§ **Data supplied**:

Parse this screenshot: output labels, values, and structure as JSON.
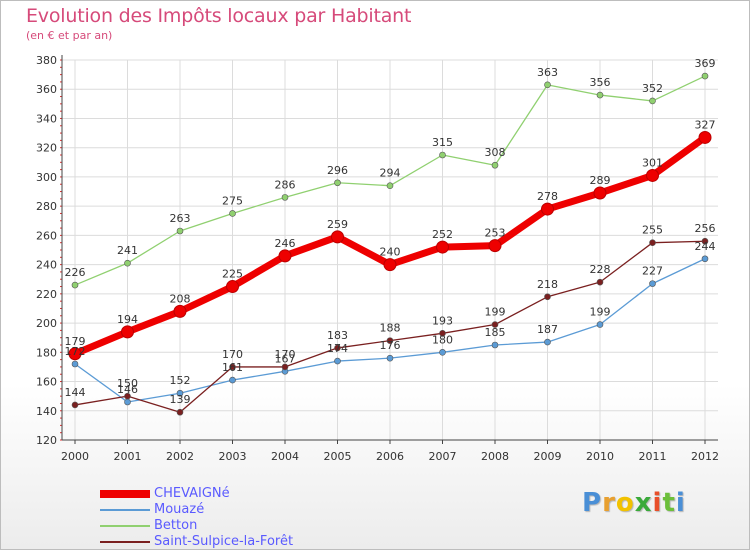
{
  "header": {
    "title": "Evolution des Impôts locaux par Habitant",
    "subtitle": "(en € et par an)"
  },
  "logo": {
    "text": "Proxiti",
    "letter_colors": [
      "#4a8fd6",
      "#e8a030",
      "#f2c200",
      "#3aaa3a",
      "#e84f2a",
      "#6cbf3a",
      "#4a8fd6"
    ]
  },
  "chart_data": {
    "type": "line",
    "title": "Evolution des Impôts locaux par Habitant",
    "subtitle": "(en € et par an)",
    "x": [
      2000,
      2001,
      2002,
      2003,
      2004,
      2005,
      2006,
      2007,
      2008,
      2009,
      2010,
      2011,
      2012
    ],
    "xlabel": "",
    "ylabel": "",
    "ylim": [
      120,
      380
    ],
    "yticks": [
      120,
      140,
      160,
      180,
      200,
      220,
      240,
      260,
      280,
      300,
      320,
      340,
      360,
      380
    ],
    "grid": true,
    "legend_position": "bottom-left",
    "series": [
      {
        "name": "CHEVAIGNé",
        "color": "#ee0000",
        "width": 7,
        "marker": 6,
        "values": [
          179,
          194,
          208,
          225,
          246,
          259,
          240,
          252,
          253,
          278,
          289,
          301,
          327
        ]
      },
      {
        "name": "Mouazé",
        "color": "#5b9bd5",
        "width": 1.3,
        "marker": 3,
        "values": [
          172,
          146,
          152,
          161,
          167,
          174,
          176,
          180,
          185,
          187,
          199,
          227,
          244
        ]
      },
      {
        "name": "Betton",
        "color": "#90d070",
        "width": 1.3,
        "marker": 3,
        "values": [
          226,
          241,
          263,
          275,
          286,
          296,
          294,
          315,
          308,
          363,
          356,
          352,
          369
        ]
      },
      {
        "name": "Saint-Sulpice-la-Forêt",
        "color": "#7a2020",
        "width": 1.3,
        "marker": 3,
        "values": [
          144,
          150,
          139,
          170,
          170,
          183,
          188,
          193,
          199,
          218,
          228,
          255,
          256
        ]
      }
    ],
    "data_labels": [
      [
        "179",
        "194",
        "208",
        "225",
        "246",
        "259",
        "240",
        "252",
        "253",
        "278",
        "289",
        "301",
        "327"
      ],
      [
        "172",
        "146",
        "152",
        "161",
        "167",
        "174",
        "176",
        "180",
        "185",
        "187",
        "199",
        "227",
        "244"
      ],
      [
        "226",
        "241",
        "263",
        "275",
        "286",
        "296",
        "294",
        "315",
        "308",
        "363",
        "356",
        "352",
        "369"
      ],
      [
        "144",
        "150",
        "139",
        "170",
        "170",
        "183",
        "188",
        "193",
        "199",
        "218",
        "228",
        "255",
        "256"
      ]
    ]
  }
}
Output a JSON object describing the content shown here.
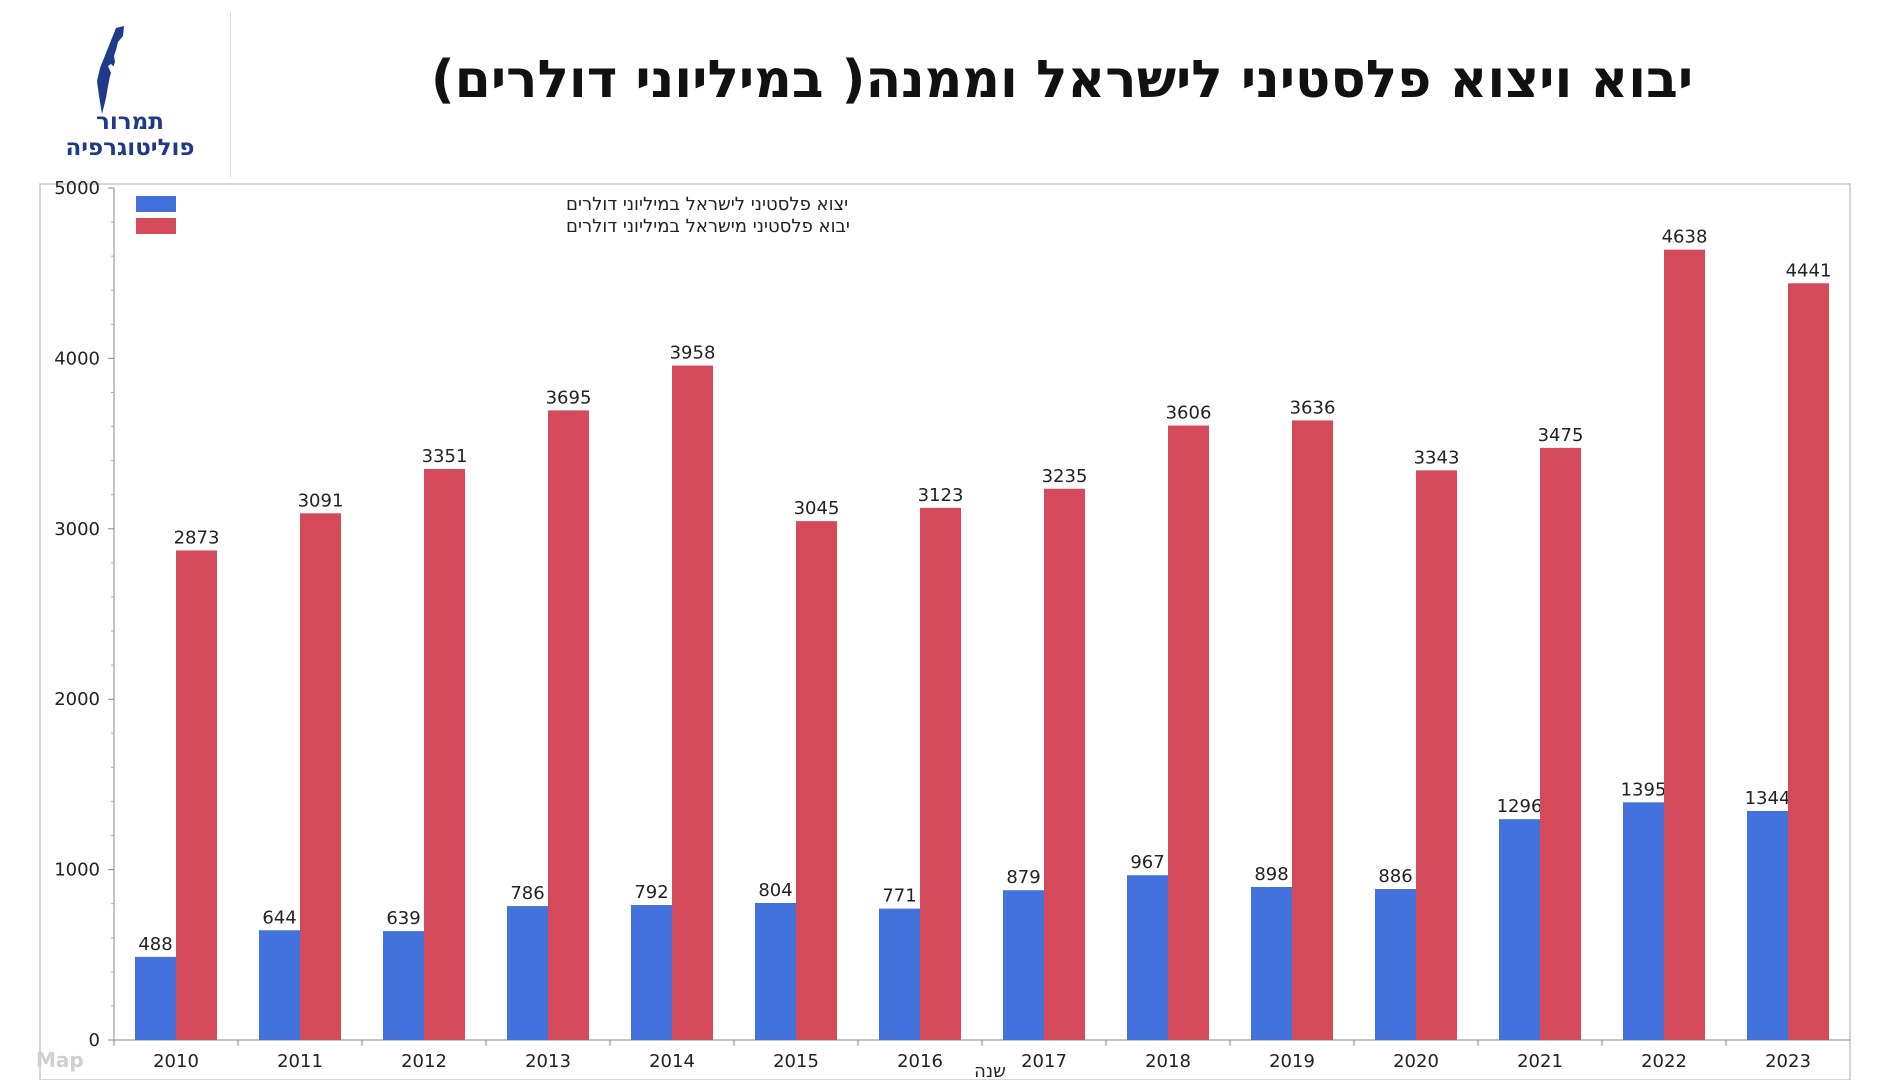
{
  "logo": {
    "line1": "תמרור",
    "line2": "פוליטוגרפיה"
  },
  "title": "יבוא ויצוא פלסטיני לישראל וממנה( במיליוני דולרים)",
  "colors": {
    "export": "#4472dc",
    "import": "#d44a5a",
    "logo": "#1f3a8a"
  },
  "ghost": "Map",
  "chart_data": {
    "type": "bar",
    "title": "",
    "xlabel": "שנה",
    "ylabel": "",
    "ylim": [
      0,
      5000
    ],
    "yticks": [
      0,
      1000,
      2000,
      3000,
      4000,
      5000
    ],
    "grid": false,
    "legend_position": "top-left",
    "categories": [
      "2010",
      "2011",
      "2012",
      "2013",
      "2014",
      "2015",
      "2016",
      "2017",
      "2018",
      "2019",
      "2020",
      "2021",
      "2022",
      "2023"
    ],
    "series": [
      {
        "name": "יצוא פלסטיני לישראל במיליוני דולרים",
        "color": "#4472dc",
        "values": [
          488,
          644,
          639,
          786,
          792,
          804,
          771,
          879,
          967,
          898,
          886,
          1296,
          1395,
          1344
        ]
      },
      {
        "name": "יבוא פלסטיני מישראל במיליוני דולרים",
        "color": "#d44a5a",
        "values": [
          2873,
          3091,
          3351,
          3695,
          3958,
          3045,
          3123,
          3235,
          3606,
          3636,
          3343,
          3475,
          4638,
          4441
        ]
      }
    ]
  }
}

§ **Brief**:
Extract each line from the listing that holds the word "subtitle".

§ **Written response**:
    "subtitle": "(en € et par an)"
    "subtitle": "(en € et par an)",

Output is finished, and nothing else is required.